[Records from a collection of figures]
┌──

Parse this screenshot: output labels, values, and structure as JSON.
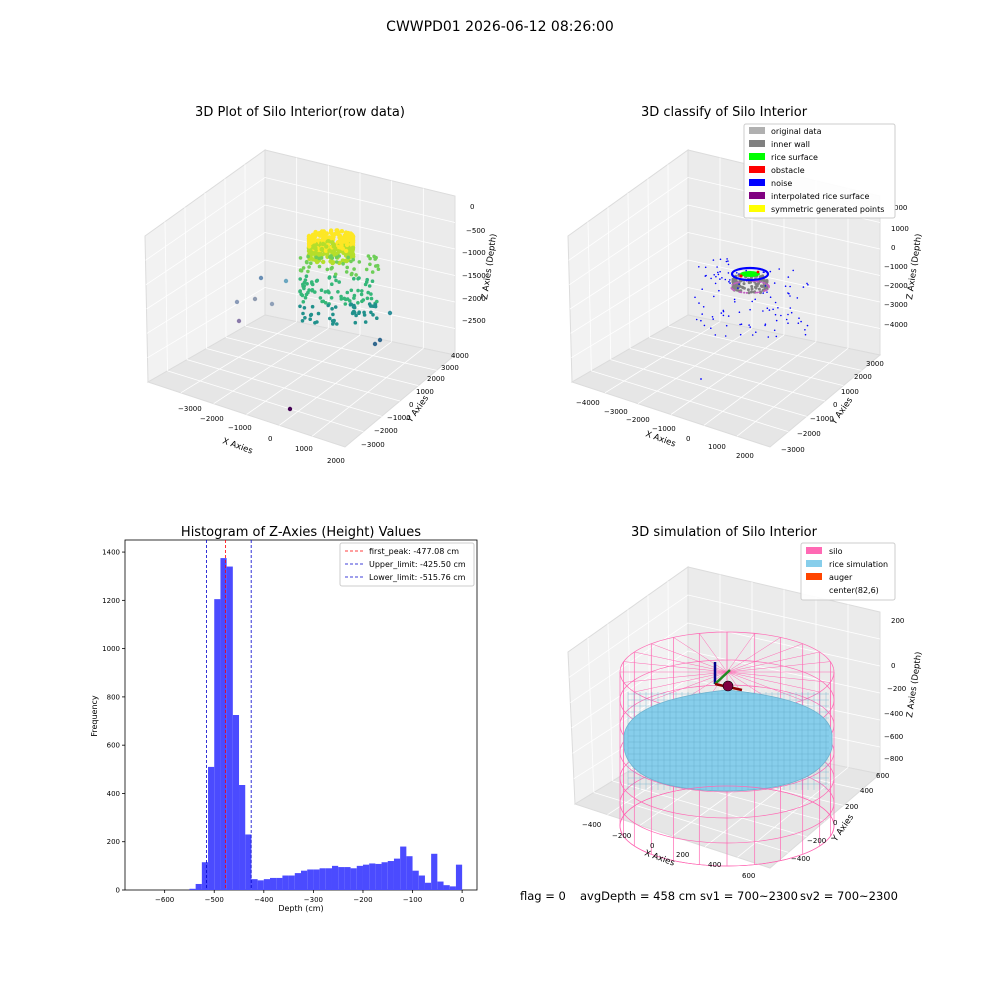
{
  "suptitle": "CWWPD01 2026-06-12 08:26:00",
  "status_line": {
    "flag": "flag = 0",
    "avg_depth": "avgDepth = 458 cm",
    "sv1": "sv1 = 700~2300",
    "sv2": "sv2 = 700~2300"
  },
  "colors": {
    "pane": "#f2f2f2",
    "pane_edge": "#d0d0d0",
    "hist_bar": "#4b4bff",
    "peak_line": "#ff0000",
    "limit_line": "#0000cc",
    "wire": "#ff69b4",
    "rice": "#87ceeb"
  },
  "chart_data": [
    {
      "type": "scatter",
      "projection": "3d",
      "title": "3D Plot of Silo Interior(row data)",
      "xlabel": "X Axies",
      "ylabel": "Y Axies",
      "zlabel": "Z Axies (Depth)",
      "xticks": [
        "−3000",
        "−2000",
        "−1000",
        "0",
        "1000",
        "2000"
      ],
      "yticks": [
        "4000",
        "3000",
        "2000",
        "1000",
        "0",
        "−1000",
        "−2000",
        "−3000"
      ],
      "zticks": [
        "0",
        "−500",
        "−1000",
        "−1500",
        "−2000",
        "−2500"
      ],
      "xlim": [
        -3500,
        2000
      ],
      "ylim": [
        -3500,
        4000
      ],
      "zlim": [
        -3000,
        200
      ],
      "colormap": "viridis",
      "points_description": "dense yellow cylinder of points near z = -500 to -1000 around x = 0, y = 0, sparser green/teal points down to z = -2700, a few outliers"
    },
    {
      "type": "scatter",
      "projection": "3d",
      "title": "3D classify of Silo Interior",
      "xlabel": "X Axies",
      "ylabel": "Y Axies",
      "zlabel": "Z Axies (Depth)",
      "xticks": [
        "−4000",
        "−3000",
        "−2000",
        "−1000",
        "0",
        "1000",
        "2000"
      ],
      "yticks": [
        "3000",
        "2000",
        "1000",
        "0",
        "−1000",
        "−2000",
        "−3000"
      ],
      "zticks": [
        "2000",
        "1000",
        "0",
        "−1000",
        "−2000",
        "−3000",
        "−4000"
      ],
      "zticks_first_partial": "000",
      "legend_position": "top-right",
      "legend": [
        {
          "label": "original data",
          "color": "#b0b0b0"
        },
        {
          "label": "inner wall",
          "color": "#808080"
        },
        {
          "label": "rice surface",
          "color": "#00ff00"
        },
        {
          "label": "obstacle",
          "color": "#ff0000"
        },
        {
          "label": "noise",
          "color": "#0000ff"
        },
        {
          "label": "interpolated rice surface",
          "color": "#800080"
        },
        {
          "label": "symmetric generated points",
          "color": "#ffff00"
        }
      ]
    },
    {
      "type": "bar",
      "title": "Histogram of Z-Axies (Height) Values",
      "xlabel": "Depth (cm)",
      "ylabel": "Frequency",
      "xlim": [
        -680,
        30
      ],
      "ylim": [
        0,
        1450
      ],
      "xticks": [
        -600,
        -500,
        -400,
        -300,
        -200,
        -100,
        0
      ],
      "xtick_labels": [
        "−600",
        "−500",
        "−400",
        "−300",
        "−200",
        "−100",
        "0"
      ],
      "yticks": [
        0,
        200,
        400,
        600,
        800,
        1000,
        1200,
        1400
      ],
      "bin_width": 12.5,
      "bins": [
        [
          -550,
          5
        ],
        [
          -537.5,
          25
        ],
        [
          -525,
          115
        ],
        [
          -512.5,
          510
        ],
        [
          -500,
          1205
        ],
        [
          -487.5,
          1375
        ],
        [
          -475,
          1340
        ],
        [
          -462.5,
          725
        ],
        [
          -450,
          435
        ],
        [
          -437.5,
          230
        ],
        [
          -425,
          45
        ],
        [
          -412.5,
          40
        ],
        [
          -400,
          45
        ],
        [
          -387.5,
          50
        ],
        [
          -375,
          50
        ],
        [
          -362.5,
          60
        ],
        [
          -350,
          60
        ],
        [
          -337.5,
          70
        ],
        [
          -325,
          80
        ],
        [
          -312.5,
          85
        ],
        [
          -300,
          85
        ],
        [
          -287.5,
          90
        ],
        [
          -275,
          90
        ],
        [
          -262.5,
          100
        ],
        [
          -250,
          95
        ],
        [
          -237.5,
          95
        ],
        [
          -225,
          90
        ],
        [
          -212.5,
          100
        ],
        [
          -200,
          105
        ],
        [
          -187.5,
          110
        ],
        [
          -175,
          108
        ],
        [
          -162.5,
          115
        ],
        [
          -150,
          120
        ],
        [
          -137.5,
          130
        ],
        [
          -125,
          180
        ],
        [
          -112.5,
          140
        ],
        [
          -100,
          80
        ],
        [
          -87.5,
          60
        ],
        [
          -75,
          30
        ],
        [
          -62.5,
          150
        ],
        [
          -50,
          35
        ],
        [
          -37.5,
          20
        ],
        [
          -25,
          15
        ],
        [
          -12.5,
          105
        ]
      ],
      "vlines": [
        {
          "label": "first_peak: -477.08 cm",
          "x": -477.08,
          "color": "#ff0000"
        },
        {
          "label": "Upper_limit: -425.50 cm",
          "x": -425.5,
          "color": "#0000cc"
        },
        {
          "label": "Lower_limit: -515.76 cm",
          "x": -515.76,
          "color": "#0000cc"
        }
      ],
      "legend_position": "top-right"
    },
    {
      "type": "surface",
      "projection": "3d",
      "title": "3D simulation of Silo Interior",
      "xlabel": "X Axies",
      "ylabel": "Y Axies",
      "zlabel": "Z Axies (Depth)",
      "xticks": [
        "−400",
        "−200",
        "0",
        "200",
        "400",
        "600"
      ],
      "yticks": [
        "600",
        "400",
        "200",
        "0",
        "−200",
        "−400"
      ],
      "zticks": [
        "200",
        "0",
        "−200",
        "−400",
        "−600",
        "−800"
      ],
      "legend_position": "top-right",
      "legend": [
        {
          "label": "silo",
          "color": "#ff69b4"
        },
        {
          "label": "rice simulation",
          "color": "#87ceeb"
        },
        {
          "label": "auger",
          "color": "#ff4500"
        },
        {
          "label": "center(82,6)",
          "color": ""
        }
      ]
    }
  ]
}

└──

What is needed is an exact reproduction of the data, pictures excluded.

▶ _Exercise answer_
Parse this screenshot: output labels, values, and structure as JSON.
{
  "suptitle": "CWWPD01 2026-06-12 08:26:00",
  "status_line": {
    "flag": "flag = 0",
    "avg_depth": "avgDepth = 458 cm",
    "sv1": "sv1 = 700~2300",
    "sv2": "sv2 = 700~2300"
  },
  "colors": {
    "pane": "#f2f2f2",
    "pane_edge": "#d0d0d0",
    "hist_bar": "#4b4bff",
    "peak_line": "#ff0000",
    "limit_line": "#0000cc",
    "wire": "#ff69b4",
    "rice": "#87ceeb"
  },
  "chart_data": [
    {
      "type": "scatter",
      "projection": "3d",
      "title": "3D Plot of Silo Interior(row data)",
      "xlabel": "X Axies",
      "ylabel": "Y Axies",
      "zlabel": "Z Axies (Depth)",
      "xticks": [
        "−3000",
        "−2000",
        "−1000",
        "0",
        "1000",
        "2000"
      ],
      "yticks": [
        "4000",
        "3000",
        "2000",
        "1000",
        "0",
        "−1000",
        "−2000",
        "−3000"
      ],
      "zticks": [
        "0",
        "−500",
        "−1000",
        "−1500",
        "−2000",
        "−2500"
      ],
      "xlim": [
        -3500,
        2000
      ],
      "ylim": [
        -3500,
        4000
      ],
      "zlim": [
        -3000,
        200
      ],
      "colormap": "viridis",
      "points_description": "dense yellow cylinder of points near z = -500 to -1000 around x = 0, y = 0, sparser green/teal points down to z = -2700, a few outliers"
    },
    {
      "type": "scatter",
      "projection": "3d",
      "title": "3D classify of Silo Interior",
      "xlabel": "X Axies",
      "ylabel": "Y Axies",
      "zlabel": "Z Axies (Depth)",
      "xticks": [
        "−4000",
        "−3000",
        "−2000",
        "−1000",
        "0",
        "1000",
        "2000"
      ],
      "yticks": [
        "3000",
        "2000",
        "1000",
        "0",
        "−1000",
        "−2000",
        "−3000"
      ],
      "zticks": [
        "2000",
        "1000",
        "0",
        "−1000",
        "−2000",
        "−3000",
        "−4000"
      ],
      "zticks_first_partial": "000",
      "legend_position": "top-right",
      "legend": [
        {
          "label": "original data",
          "color": "#b0b0b0"
        },
        {
          "label": "inner wall",
          "color": "#808080"
        },
        {
          "label": "rice surface",
          "color": "#00ff00"
        },
        {
          "label": "obstacle",
          "color": "#ff0000"
        },
        {
          "label": "noise",
          "color": "#0000ff"
        },
        {
          "label": "interpolated rice surface",
          "color": "#800080"
        },
        {
          "label": "symmetric generated points",
          "color": "#ffff00"
        }
      ]
    },
    {
      "type": "bar",
      "title": "Histogram of Z-Axies (Height) Values",
      "xlabel": "Depth (cm)",
      "ylabel": "Frequency",
      "xlim": [
        -680,
        30
      ],
      "ylim": [
        0,
        1450
      ],
      "xticks": [
        -600,
        -500,
        -400,
        -300,
        -200,
        -100,
        0
      ],
      "xtick_labels": [
        "−600",
        "−500",
        "−400",
        "−300",
        "−200",
        "−100",
        "0"
      ],
      "yticks": [
        0,
        200,
        400,
        600,
        800,
        1000,
        1200,
        1400
      ],
      "bin_width": 12.5,
      "bins": [
        [
          -550,
          5
        ],
        [
          -537.5,
          25
        ],
        [
          -525,
          115
        ],
        [
          -512.5,
          510
        ],
        [
          -500,
          1205
        ],
        [
          -487.5,
          1375
        ],
        [
          -475,
          1340
        ],
        [
          -462.5,
          725
        ],
        [
          -450,
          435
        ],
        [
          -437.5,
          230
        ],
        [
          -425,
          45
        ],
        [
          -412.5,
          40
        ],
        [
          -400,
          45
        ],
        [
          -387.5,
          50
        ],
        [
          -375,
          50
        ],
        [
          -362.5,
          60
        ],
        [
          -350,
          60
        ],
        [
          -337.5,
          70
        ],
        [
          -325,
          80
        ],
        [
          -312.5,
          85
        ],
        [
          -300,
          85
        ],
        [
          -287.5,
          90
        ],
        [
          -275,
          90
        ],
        [
          -262.5,
          100
        ],
        [
          -250,
          95
        ],
        [
          -237.5,
          95
        ],
        [
          -225,
          90
        ],
        [
          -212.5,
          100
        ],
        [
          -200,
          105
        ],
        [
          -187.5,
          110
        ],
        [
          -175,
          108
        ],
        [
          -162.5,
          115
        ],
        [
          -150,
          120
        ],
        [
          -137.5,
          130
        ],
        [
          -125,
          180
        ],
        [
          -112.5,
          140
        ],
        [
          -100,
          80
        ],
        [
          -87.5,
          60
        ],
        [
          -75,
          30
        ],
        [
          -62.5,
          150
        ],
        [
          -50,
          35
        ],
        [
          -37.5,
          20
        ],
        [
          -25,
          15
        ],
        [
          -12.5,
          105
        ]
      ],
      "vlines": [
        {
          "label": "first_peak: -477.08 cm",
          "x": -477.08,
          "color": "#ff0000"
        },
        {
          "label": "Upper_limit: -425.50 cm",
          "x": -425.5,
          "color": "#0000cc"
        },
        {
          "label": "Lower_limit: -515.76 cm",
          "x": -515.76,
          "color": "#0000cc"
        }
      ],
      "legend_position": "top-right"
    },
    {
      "type": "surface",
      "projection": "3d",
      "title": "3D simulation of Silo Interior",
      "xlabel": "X Axies",
      "ylabel": "Y Axies",
      "zlabel": "Z Axies (Depth)",
      "xticks": [
        "−400",
        "−200",
        "0",
        "200",
        "400",
        "600"
      ],
      "yticks": [
        "600",
        "400",
        "200",
        "0",
        "−200",
        "−400"
      ],
      "zticks": [
        "200",
        "0",
        "−200",
        "−400",
        "−600",
        "−800"
      ],
      "legend_position": "top-right",
      "legend": [
        {
          "label": "silo",
          "color": "#ff69b4"
        },
        {
          "label": "rice simulation",
          "color": "#87ceeb"
        },
        {
          "label": "auger",
          "color": "#ff4500"
        },
        {
          "label": "center(82,6)",
          "color": ""
        }
      ]
    }
  ]
}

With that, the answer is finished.